# Start of RECORDS SUPPLIED

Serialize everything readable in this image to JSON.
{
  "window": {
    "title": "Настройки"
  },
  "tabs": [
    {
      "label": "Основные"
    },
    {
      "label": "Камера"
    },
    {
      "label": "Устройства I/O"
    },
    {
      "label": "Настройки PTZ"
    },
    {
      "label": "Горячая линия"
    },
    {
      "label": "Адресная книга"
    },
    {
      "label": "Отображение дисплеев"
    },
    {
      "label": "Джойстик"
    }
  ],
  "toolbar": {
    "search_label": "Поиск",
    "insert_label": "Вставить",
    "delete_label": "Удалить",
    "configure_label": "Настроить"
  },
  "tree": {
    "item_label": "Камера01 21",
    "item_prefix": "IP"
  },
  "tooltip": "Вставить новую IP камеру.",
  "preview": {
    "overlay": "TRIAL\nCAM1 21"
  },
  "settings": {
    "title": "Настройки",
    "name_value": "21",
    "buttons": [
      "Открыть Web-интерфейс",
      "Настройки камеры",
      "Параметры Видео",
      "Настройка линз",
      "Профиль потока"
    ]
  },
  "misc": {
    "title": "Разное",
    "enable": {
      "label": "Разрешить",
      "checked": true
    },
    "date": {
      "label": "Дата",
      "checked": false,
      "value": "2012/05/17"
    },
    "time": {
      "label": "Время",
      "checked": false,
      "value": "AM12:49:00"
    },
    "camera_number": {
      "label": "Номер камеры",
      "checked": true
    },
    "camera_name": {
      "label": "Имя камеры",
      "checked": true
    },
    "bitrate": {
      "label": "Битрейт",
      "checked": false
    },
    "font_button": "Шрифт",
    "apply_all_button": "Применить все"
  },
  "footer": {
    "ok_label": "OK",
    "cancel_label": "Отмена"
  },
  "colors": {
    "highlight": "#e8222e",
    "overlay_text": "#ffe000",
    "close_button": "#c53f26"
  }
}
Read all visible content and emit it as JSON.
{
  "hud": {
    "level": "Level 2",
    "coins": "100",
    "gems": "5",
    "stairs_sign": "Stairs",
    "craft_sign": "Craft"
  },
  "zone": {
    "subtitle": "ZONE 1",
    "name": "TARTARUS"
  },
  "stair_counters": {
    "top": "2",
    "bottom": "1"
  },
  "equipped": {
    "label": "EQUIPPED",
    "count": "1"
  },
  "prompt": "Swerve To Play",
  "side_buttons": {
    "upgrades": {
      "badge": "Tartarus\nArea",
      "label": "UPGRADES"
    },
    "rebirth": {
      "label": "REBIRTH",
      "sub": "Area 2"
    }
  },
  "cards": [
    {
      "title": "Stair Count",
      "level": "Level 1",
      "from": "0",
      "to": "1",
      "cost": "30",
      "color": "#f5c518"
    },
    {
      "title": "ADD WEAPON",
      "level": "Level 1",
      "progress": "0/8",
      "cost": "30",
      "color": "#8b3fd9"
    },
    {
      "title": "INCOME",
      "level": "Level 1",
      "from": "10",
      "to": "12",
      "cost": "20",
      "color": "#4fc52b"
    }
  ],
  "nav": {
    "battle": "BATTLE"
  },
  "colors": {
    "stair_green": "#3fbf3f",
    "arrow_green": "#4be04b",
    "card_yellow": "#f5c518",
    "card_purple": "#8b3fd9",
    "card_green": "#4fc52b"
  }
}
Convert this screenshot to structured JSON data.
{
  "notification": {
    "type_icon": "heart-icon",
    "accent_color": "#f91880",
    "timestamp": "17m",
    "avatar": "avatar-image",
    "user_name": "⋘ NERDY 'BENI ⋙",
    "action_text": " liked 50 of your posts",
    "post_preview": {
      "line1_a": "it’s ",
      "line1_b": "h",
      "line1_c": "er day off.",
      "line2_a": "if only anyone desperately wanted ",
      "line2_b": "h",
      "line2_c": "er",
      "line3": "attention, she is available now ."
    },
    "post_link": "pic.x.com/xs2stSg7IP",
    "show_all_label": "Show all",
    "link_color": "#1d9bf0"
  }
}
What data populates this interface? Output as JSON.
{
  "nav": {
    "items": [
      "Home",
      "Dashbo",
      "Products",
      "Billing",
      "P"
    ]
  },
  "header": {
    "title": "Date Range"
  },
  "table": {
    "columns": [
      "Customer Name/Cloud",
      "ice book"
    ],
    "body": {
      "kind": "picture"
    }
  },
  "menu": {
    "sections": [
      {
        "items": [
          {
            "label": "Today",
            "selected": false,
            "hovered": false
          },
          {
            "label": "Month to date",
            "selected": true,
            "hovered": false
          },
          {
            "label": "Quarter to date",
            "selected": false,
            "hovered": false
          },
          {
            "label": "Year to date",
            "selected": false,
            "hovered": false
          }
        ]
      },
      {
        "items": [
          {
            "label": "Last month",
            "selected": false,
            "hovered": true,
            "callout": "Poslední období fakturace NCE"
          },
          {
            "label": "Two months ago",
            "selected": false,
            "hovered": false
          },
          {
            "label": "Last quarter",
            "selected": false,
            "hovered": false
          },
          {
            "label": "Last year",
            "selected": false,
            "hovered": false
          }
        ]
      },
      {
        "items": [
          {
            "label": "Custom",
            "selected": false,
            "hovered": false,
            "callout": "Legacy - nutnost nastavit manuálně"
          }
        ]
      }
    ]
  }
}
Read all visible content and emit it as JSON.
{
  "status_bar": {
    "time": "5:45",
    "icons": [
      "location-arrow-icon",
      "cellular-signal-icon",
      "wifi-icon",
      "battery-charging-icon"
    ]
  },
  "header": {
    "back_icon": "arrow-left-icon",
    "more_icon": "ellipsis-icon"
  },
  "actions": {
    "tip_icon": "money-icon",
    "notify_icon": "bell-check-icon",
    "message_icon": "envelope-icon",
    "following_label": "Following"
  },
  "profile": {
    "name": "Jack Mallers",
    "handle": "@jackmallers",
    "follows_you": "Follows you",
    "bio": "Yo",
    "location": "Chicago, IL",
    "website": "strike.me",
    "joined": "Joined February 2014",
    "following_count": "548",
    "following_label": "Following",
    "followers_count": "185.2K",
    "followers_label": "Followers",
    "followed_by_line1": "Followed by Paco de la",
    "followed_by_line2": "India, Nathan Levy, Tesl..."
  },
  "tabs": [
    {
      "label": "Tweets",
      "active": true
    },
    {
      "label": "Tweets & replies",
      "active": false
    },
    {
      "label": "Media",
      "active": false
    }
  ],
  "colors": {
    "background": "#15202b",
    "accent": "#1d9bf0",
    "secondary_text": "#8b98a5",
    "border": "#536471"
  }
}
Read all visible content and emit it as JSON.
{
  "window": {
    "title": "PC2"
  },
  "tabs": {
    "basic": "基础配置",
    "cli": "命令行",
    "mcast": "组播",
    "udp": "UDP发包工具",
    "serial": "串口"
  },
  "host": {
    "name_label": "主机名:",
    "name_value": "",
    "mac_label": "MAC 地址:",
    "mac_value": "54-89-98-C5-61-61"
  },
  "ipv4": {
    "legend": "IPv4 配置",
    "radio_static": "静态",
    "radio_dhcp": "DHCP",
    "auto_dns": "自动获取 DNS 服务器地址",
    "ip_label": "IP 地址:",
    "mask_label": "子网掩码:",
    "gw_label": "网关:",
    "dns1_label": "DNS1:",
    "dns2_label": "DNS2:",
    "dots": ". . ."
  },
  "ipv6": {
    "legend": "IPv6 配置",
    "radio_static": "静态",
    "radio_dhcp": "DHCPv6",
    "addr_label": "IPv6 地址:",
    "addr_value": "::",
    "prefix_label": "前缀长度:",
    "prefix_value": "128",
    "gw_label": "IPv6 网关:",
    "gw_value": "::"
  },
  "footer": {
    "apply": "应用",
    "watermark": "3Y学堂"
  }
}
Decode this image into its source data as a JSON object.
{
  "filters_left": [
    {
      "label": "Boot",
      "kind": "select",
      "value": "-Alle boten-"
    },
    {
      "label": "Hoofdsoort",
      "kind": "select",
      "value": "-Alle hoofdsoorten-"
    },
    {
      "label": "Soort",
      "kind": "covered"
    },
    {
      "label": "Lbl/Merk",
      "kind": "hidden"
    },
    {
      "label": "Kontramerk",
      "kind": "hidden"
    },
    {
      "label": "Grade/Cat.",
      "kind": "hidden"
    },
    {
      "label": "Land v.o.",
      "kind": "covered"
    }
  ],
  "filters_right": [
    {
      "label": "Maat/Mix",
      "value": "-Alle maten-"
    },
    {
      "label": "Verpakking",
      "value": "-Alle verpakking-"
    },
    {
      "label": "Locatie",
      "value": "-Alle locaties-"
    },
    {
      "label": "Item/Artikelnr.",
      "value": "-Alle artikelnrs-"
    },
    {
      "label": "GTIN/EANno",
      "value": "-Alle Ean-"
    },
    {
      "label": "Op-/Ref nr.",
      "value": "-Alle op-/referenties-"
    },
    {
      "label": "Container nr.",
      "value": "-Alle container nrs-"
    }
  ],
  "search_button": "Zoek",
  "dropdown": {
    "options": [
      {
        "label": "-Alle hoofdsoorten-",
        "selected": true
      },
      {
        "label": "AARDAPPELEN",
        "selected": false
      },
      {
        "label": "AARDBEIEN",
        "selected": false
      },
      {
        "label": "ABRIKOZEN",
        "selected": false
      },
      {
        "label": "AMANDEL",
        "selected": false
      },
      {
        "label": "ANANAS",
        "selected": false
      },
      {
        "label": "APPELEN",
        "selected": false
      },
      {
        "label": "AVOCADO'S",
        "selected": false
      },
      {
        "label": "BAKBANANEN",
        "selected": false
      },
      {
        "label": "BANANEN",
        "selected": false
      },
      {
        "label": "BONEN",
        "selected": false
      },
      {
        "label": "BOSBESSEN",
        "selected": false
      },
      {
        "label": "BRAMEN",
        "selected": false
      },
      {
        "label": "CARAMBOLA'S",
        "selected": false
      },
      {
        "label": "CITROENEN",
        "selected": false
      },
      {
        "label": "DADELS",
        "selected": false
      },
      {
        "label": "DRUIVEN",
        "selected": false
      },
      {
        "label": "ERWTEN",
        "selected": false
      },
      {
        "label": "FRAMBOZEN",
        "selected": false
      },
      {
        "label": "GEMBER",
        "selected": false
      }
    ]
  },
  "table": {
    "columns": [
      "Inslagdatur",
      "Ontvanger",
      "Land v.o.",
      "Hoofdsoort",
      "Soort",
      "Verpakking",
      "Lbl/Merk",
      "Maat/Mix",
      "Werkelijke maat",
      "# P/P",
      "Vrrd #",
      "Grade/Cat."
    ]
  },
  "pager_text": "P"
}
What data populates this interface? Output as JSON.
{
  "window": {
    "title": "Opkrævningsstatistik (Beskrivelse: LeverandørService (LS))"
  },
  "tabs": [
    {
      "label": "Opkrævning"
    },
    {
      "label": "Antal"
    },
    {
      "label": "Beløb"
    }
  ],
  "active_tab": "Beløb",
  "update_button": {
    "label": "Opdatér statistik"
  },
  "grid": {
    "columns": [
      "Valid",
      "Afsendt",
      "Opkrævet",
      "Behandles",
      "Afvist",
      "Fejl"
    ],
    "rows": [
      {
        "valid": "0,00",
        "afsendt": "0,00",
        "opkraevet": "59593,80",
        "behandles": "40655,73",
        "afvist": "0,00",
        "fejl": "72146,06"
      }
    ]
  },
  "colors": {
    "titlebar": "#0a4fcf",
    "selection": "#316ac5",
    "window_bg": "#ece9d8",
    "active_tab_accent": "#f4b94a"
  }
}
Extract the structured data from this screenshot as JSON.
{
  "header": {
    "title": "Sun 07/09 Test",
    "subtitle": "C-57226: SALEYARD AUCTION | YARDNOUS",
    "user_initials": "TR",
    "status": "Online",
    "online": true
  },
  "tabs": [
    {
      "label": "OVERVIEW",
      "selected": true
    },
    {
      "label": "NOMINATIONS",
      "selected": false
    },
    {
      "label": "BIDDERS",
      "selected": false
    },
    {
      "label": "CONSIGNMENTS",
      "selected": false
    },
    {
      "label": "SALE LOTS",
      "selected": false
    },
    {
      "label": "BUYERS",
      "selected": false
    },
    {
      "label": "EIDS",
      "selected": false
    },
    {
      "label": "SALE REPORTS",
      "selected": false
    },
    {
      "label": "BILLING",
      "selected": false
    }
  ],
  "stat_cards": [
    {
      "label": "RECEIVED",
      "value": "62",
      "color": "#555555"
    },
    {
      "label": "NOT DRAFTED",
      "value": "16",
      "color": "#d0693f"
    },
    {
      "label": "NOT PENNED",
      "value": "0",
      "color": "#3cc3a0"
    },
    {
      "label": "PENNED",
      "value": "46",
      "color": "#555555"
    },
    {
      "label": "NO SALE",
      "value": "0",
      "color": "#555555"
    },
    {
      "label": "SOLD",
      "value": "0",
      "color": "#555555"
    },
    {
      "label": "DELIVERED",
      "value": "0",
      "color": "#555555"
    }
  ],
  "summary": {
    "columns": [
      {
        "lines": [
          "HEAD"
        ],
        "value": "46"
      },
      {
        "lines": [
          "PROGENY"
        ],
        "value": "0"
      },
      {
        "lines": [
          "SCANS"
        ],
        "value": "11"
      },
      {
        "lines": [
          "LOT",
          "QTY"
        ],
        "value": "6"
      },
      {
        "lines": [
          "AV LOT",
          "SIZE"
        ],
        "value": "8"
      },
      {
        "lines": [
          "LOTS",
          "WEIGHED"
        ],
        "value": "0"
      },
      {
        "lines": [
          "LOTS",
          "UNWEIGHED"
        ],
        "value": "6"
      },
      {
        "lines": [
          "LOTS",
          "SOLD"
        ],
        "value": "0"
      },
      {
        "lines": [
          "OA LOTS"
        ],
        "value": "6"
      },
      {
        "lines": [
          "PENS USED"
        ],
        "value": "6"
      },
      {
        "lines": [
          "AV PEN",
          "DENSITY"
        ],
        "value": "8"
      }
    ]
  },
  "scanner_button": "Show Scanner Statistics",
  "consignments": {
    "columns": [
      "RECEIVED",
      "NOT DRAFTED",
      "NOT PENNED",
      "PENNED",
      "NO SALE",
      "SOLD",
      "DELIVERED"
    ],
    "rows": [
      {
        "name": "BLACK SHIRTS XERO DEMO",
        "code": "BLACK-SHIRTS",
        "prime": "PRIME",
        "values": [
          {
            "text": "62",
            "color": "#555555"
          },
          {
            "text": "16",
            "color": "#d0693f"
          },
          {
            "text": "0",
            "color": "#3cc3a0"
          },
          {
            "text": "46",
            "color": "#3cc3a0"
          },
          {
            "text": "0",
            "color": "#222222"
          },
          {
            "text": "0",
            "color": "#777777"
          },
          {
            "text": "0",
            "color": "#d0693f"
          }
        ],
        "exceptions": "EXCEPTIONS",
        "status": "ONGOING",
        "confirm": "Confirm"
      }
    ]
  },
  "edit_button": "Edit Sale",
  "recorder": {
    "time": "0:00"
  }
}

# End of RECORDS SUPPLIED

_OBJECTIVE:_
Count how many lines contain "true" and give only that count.

_TASK RESULT:_
9